_THE PROBLEM_
Reproduce the listing word for word. Skip any image.

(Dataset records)
------------------------------------------------------------
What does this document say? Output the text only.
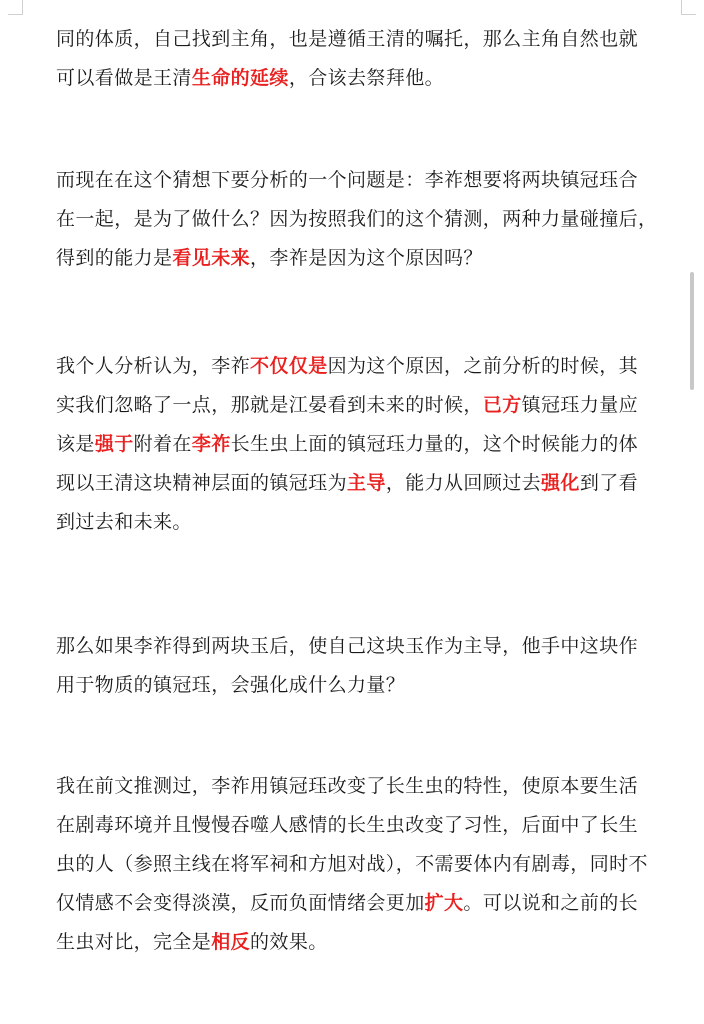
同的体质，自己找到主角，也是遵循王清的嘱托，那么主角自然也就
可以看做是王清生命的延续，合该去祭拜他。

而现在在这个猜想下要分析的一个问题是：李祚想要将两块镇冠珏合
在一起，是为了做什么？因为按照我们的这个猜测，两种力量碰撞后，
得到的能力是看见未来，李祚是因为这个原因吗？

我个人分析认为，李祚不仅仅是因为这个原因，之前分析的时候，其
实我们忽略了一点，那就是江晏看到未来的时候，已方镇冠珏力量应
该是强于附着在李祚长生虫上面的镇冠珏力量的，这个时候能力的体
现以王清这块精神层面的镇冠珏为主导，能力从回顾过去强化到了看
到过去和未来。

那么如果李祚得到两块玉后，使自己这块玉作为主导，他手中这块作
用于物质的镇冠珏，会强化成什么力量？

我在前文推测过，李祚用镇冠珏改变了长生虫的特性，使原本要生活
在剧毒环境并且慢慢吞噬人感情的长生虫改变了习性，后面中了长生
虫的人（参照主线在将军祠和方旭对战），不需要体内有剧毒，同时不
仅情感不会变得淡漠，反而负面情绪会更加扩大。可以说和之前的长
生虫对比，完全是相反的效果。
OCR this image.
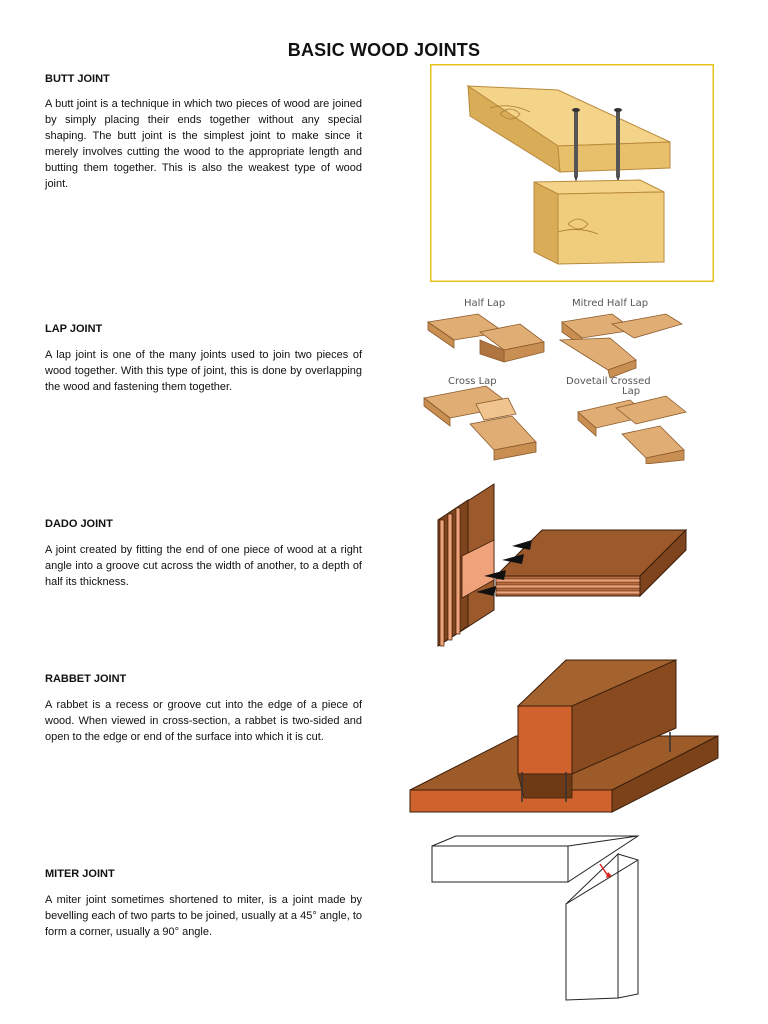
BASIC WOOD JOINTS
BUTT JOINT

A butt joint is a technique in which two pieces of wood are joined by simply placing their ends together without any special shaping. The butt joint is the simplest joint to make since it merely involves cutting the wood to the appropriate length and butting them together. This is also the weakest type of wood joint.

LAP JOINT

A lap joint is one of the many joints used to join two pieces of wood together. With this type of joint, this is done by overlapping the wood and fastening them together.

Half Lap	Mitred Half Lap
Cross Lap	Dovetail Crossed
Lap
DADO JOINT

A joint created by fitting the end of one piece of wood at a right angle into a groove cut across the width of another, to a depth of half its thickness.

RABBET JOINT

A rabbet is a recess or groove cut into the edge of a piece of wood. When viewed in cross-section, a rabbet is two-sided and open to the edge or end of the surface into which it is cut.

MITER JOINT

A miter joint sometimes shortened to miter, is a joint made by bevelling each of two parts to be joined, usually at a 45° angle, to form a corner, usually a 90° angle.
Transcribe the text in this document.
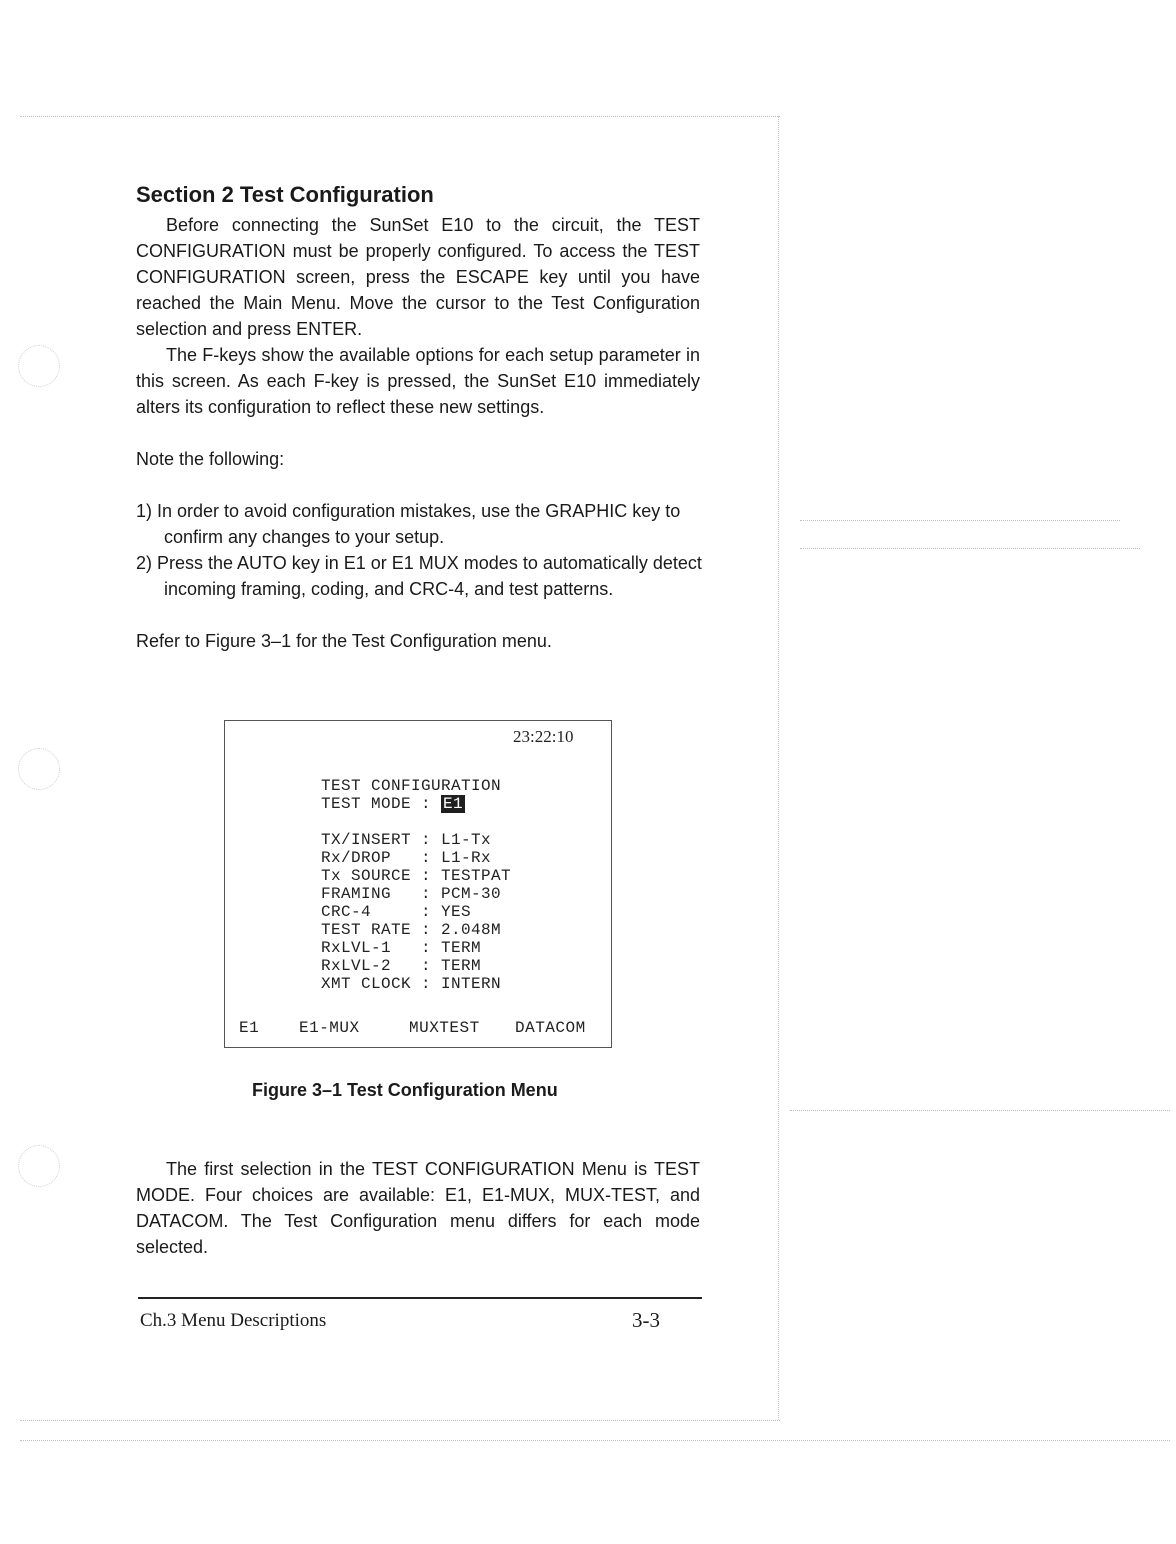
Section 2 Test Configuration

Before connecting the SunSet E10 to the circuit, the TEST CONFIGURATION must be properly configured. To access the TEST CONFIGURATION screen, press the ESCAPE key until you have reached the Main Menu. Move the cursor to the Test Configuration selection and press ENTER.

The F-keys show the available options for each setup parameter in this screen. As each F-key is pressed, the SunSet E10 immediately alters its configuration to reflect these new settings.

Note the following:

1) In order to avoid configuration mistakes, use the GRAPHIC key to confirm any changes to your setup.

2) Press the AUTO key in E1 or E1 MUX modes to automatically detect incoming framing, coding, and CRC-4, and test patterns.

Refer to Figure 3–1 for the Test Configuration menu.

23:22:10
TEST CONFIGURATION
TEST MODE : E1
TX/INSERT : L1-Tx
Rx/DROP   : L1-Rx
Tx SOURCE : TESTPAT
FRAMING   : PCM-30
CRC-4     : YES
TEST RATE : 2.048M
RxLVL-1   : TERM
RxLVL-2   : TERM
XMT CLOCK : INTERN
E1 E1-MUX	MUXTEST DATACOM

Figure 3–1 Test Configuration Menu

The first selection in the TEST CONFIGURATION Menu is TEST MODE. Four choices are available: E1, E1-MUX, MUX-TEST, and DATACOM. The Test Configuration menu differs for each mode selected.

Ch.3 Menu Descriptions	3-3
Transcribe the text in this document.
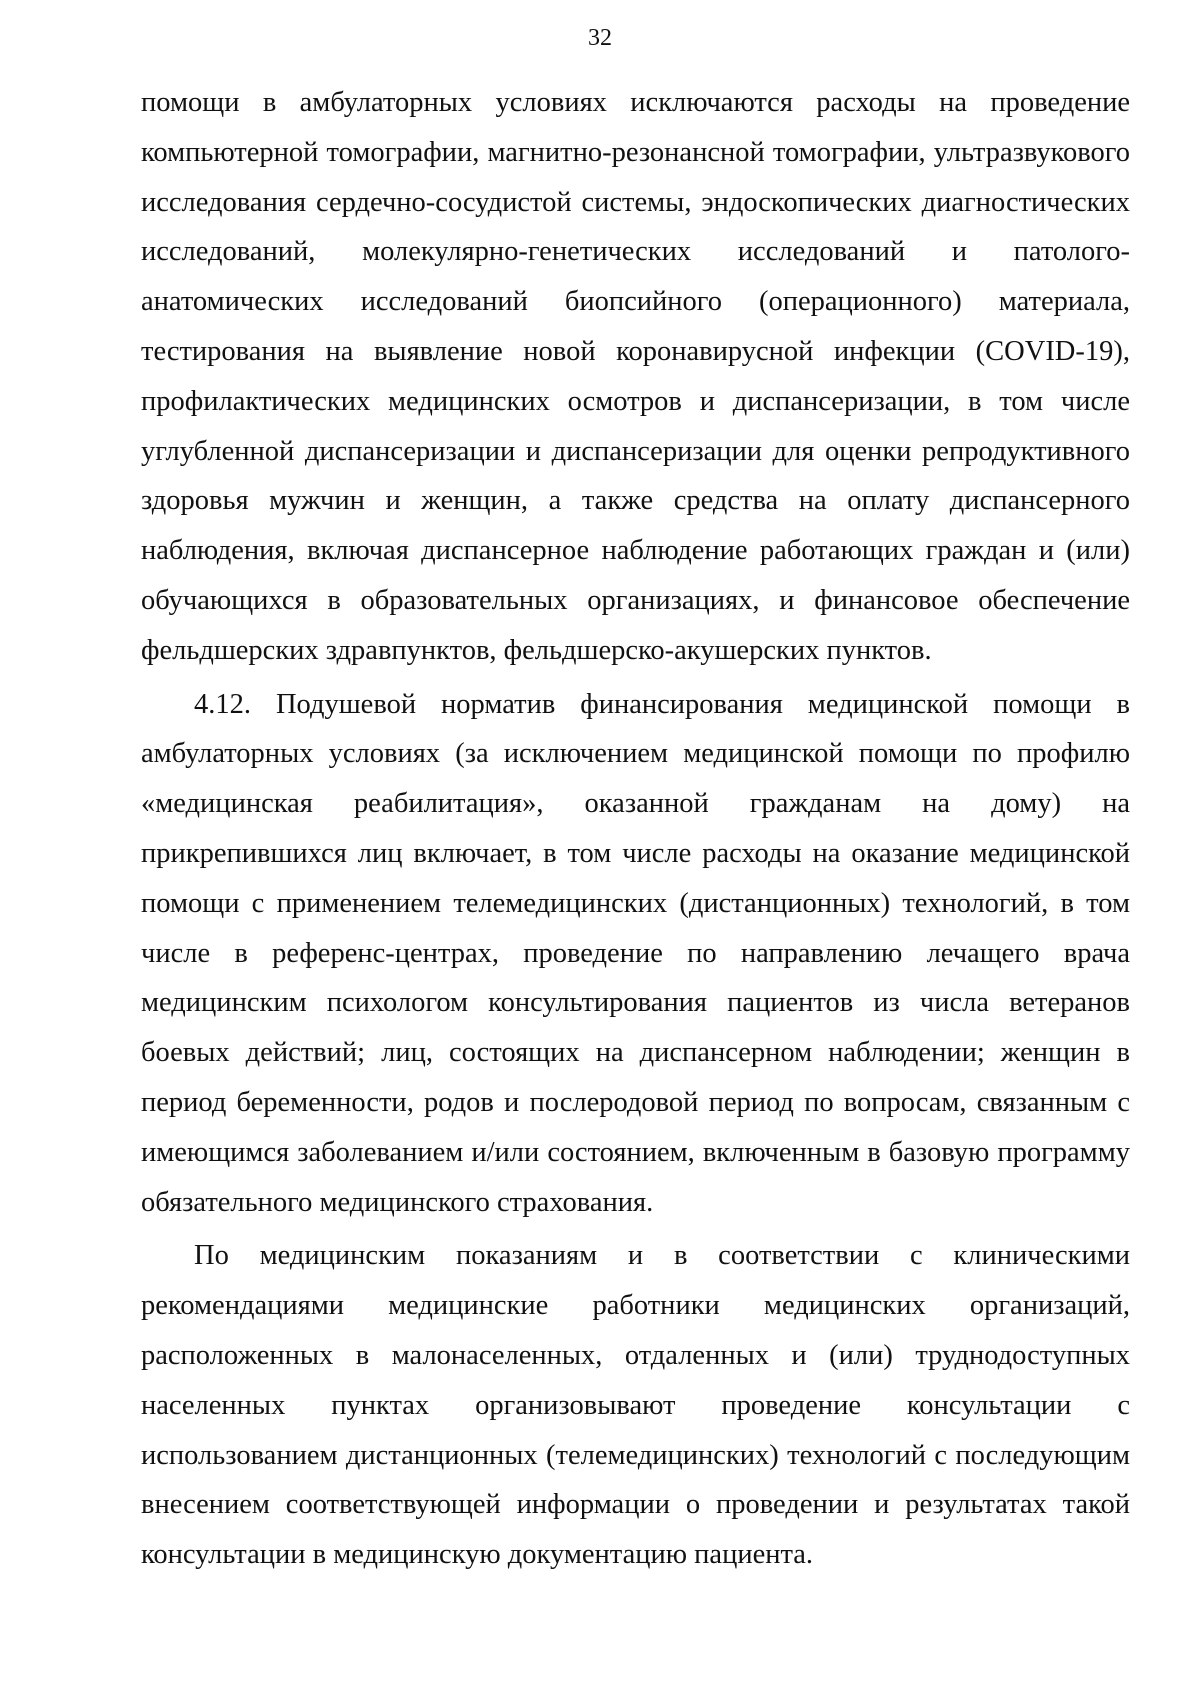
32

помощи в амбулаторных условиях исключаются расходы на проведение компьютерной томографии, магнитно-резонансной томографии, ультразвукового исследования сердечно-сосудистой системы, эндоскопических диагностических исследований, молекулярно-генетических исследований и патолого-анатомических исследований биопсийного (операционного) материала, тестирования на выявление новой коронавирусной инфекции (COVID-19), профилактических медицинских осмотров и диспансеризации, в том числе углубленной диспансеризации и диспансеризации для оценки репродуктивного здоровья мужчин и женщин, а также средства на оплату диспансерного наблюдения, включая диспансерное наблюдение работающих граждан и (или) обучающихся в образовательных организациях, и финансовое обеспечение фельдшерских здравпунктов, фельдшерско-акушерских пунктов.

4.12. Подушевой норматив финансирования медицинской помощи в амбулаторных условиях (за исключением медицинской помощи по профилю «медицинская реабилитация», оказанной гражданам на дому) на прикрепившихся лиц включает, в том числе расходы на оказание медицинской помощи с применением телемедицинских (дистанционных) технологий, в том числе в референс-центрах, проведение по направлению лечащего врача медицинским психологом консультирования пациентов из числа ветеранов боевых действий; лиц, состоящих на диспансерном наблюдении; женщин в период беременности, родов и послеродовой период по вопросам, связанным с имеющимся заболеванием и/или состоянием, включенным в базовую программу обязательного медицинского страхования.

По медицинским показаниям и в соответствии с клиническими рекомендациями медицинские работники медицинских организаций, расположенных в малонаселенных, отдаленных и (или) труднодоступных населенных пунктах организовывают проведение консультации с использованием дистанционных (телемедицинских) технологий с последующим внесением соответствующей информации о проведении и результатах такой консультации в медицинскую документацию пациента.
------------------------------------------------------------
_SOLUTION_
What does this document say? Output the text only.
同的体质，自己找到主角，也是遵循王清的嘱托，那么主角自然也就
可以看做是王清生命的延续，合该去祭拜他。

而现在在这个猜想下要分析的一个问题是：李祚想要将两块镇冠珏合
在一起，是为了做什么？因为按照我们的这个猜测，两种力量碰撞后，
得到的能力是看见未来，李祚是因为这个原因吗？

我个人分析认为，李祚不仅仅是因为这个原因，之前分析的时候，其
实我们忽略了一点，那就是江晏看到未来的时候，已方镇冠珏力量应
该是强于附着在李祚长生虫上面的镇冠珏力量的，这个时候能力的体
现以王清这块精神层面的镇冠珏为主导，能力从回顾过去强化到了看
到过去和未来。

那么如果李祚得到两块玉后，使自己这块玉作为主导，他手中这块作
用于物质的镇冠珏，会强化成什么力量？

我在前文推测过，李祚用镇冠珏改变了长生虫的特性，使原本要生活
在剧毒环境并且慢慢吞噬人感情的长生虫改变了习性，后面中了长生
虫的人（参照主线在将军祠和方旭对战），不需要体内有剧毒，同时不
仅情感不会变得淡漠，反而负面情绪会更加扩大。可以说和之前的长
生虫对比，完全是相反的效果。
OCR this image.
BASIC WOOD JOINTS
BUTT JOINT

A butt joint is a technique in which two pieces of wood are joined by simply placing their ends together without any special shaping. The butt joint is the simplest joint to make since it merely involves cutting the wood to the appropriate length and butting them together. This is also the weakest type of wood joint.

LAP JOINT

A lap joint is one of the many joints used to join two pieces of wood together. With this type of joint, this is done by overlapping the wood and fastening them together.

Half Lap	Mitred Half Lap
Cross Lap	Dovetail Crossed
Lap
DADO JOINT

A joint created by fitting the end of one piece of wood at a right angle into a groove cut across the width of another, to a depth of half its thickness.

RABBET JOINT

A rabbet is a recess or groove cut into the edge of a piece of wood. When viewed in cross-section, a rabbet is two-sided and open to the edge or end of the surface into which it is cut.

MITER JOINT

A miter joint sometimes shortened to miter, is a joint made by bevelling each of two parts to be joined, usually at a 45° angle, to form a corner, usually a 90° angle.
Transcribe the text in this document.
Section 2 Test Configuration

Before connecting the SunSet E10 to the circuit, the TEST CONFIGURATION must be properly configured. To access the TEST CONFIGURATION screen, press the ESCAPE key until you have reached the Main Menu. Move the cursor to the Test Configuration selection and press ENTER.

The F-keys show the available options for each setup parameter in this screen. As each F-key is pressed, the SunSet E10 immediately alters its configuration to reflect these new settings.

Note the following:

1) In order to avoid configuration mistakes, use the GRAPHIC key to confirm any changes to your setup.

2) Press the AUTO key in E1 or E1 MUX modes to automatically detect incoming framing, coding, and CRC-4, and test patterns.

Refer to Figure 3–1 for the Test Configuration menu.

23:22:10
TEST CONFIGURATION
TEST MODE : E1
TX/INSERT : L1-Tx
Rx/DROP   : L1-Rx
Tx SOURCE : TESTPAT
FRAMING   : PCM-30
CRC-4     : YES
TEST RATE : 2.048M
RxLVL-1   : TERM
RxLVL-2   : TERM
XMT CLOCK : INTERN
E1 E1-MUX	MUXTEST DATACOM

Figure 3–1 Test Configuration Menu

The first selection in the TEST CONFIGURATION Menu is TEST MODE. Four choices are available: E1, E1-MUX, MUX-TEST, and DATACOM. The Test Configuration menu differs for each mode selected.

Ch.3 Menu Descriptions	3-3
Transcribe the text in this document.
32

помощи в амбулаторных условиях исключаются расходы на проведение компьютерной томографии, магнитно-резонансной томографии, ультразвукового исследования сердечно-сосудистой системы, эндоскопических диагностических исследований, молекулярно-генетических исследований и патолого-анатомических исследований биопсийного (операционного) материала, тестирования на выявление новой коронавирусной инфекции (COVID-19), профилактических медицинских осмотров и диспансеризации, в том числе углубленной диспансеризации и диспансеризации для оценки репродуктивного здоровья мужчин и женщин, а также средства на оплату диспансерного наблюдения, включая диспансерное наблюдение работающих граждан и (или) обучающихся в образовательных организациях, и финансовое обеспечение фельдшерских здравпунктов, фельдшерско-акушерских пунктов.

4.12. Подушевой норматив финансирования медицинской помощи в амбулаторных условиях (за исключением медицинской помощи по профилю «медицинская реабилитация», оказанной гражданам на дому) на прикрепившихся лиц включает, в том числе расходы на оказание медицинской помощи с применением телемедицинских (дистанционных) технологий, в том числе в референс-центрах, проведение по направлению лечащего врача медицинским психологом консультирования пациентов из числа ветеранов боевых действий; лиц, состоящих на диспансерном наблюдении; женщин в период беременности, родов и послеродовой период по вопросам, связанным с имеющимся заболеванием и/или состоянием, включенным в базовую программу обязательного медицинского страхования.

По медицинским показаниям и в соответствии с клиническими рекомендациями медицинские работники медицинских организаций, расположенных в малонаселенных, отдаленных и (или) труднодоступных населенных пунктах организовывают проведение консультации с использованием дистанционных (телемедицинских) технологий с последующим внесением соответствующей информации о проведении и результатах такой консультации в медицинскую документацию пациента.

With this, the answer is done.